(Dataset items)
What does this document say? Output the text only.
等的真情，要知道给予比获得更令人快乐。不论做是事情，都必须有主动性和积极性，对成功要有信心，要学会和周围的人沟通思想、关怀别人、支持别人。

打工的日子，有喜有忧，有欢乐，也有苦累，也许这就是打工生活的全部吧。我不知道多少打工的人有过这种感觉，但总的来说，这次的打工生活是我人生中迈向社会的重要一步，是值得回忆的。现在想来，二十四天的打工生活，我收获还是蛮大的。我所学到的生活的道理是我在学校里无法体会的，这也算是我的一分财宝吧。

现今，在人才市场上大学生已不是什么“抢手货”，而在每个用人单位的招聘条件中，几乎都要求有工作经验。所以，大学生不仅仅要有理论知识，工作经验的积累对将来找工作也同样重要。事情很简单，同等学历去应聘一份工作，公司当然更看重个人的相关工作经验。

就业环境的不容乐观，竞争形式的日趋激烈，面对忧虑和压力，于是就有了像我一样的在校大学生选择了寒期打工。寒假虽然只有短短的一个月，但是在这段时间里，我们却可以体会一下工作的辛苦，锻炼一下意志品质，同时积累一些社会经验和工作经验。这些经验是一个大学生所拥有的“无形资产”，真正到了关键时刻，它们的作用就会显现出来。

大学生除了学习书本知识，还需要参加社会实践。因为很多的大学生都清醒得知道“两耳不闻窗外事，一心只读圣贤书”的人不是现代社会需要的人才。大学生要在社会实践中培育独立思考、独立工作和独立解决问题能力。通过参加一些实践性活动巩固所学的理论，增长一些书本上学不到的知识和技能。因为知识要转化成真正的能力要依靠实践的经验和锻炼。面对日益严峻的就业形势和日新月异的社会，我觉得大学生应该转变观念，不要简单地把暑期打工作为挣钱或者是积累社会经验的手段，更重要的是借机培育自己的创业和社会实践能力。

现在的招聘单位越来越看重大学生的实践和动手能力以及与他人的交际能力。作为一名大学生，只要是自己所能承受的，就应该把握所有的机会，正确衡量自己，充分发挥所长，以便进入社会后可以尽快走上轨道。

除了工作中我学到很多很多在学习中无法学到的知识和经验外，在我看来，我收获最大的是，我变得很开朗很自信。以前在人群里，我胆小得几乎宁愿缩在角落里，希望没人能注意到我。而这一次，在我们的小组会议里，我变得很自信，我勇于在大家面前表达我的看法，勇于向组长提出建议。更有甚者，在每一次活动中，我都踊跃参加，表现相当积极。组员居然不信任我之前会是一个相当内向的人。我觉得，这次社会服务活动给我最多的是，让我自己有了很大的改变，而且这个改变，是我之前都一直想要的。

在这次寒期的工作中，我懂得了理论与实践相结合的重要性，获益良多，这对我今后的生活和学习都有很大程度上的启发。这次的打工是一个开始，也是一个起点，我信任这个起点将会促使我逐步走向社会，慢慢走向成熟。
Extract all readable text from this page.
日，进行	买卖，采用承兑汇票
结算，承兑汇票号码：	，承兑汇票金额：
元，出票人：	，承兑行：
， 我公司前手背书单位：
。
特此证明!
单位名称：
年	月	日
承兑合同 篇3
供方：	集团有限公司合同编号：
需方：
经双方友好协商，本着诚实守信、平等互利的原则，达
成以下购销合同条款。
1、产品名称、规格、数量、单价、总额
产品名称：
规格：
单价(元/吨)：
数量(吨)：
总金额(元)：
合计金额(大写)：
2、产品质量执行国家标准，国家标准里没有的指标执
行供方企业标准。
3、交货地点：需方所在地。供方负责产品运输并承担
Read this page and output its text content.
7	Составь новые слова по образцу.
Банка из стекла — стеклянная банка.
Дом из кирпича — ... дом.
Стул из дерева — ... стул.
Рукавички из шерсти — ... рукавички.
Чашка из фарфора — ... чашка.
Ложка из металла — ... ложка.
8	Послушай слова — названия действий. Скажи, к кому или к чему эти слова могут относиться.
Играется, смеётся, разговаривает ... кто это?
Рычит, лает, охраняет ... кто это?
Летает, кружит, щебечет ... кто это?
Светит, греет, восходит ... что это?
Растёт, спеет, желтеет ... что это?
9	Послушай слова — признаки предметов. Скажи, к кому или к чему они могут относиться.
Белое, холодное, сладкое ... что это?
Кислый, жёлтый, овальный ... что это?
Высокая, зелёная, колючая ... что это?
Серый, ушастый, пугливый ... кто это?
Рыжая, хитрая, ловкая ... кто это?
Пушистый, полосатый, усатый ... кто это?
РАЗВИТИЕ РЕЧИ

- _Written task_
Return exactly the lines of the data, and only those, from the line with "Extract all readable text from this page." through the last line, inclusive.

- _Expected answer_
Extract all readable text from this page.
日，进行	买卖，采用承兑汇票
结算，承兑汇票号码：	，承兑汇票金额：
元，出票人：	，承兑行：
， 我公司前手背书单位：
。
特此证明!
单位名称：
年	月	日
承兑合同 篇3
供方：	集团有限公司合同编号：
需方：
经双方友好协商，本着诚实守信、平等互利的原则，达
成以下购销合同条款。
1、产品名称、规格、数量、单价、总额
产品名称：
规格：
单价(元/吨)：
数量(吨)：
总金额(元)：
合计金额(大写)：
2、产品质量执行国家标准，国家标准里没有的指标执
行供方企业标准。
3、交货地点：需方所在地。供方负责产品运输并承担
Read this page and output its text content.
7	Составь новые слова по образцу.
Банка из стекла — стеклянная банка.
Дом из кирпича — ... дом.
Стул из дерева — ... стул.
Рукавички из шерсти — ... рукавички.
Чашка из фарфора — ... чашка.
Ложка из металла — ... ложка.
8	Послушай слова — названия действий. Скажи, к кому или к чему эти слова могут относиться.
Играется, смеётся, разговаривает ... кто это?
Рычит, лает, охраняет ... кто это?
Летает, кружит, щебечет ... кто это?
Светит, греет, восходит ... что это?
Растёт, спеет, желтеет ... что это?
9	Послушай слова — признаки предметов. Скажи, к кому или к чему они могут относиться.
Белое, холодное, сладкое ... что это?
Кислый, жёлтый, овальный ... что это?
Высокая, зелёная, колючая ... что это?
Серый, ушастый, пугливый ... кто это?
Рыжая, хитрая, ловкая ... кто это?
Пушистый, полосатый, усатый ... кто это?
РАЗВИТИЕ РЕЧИ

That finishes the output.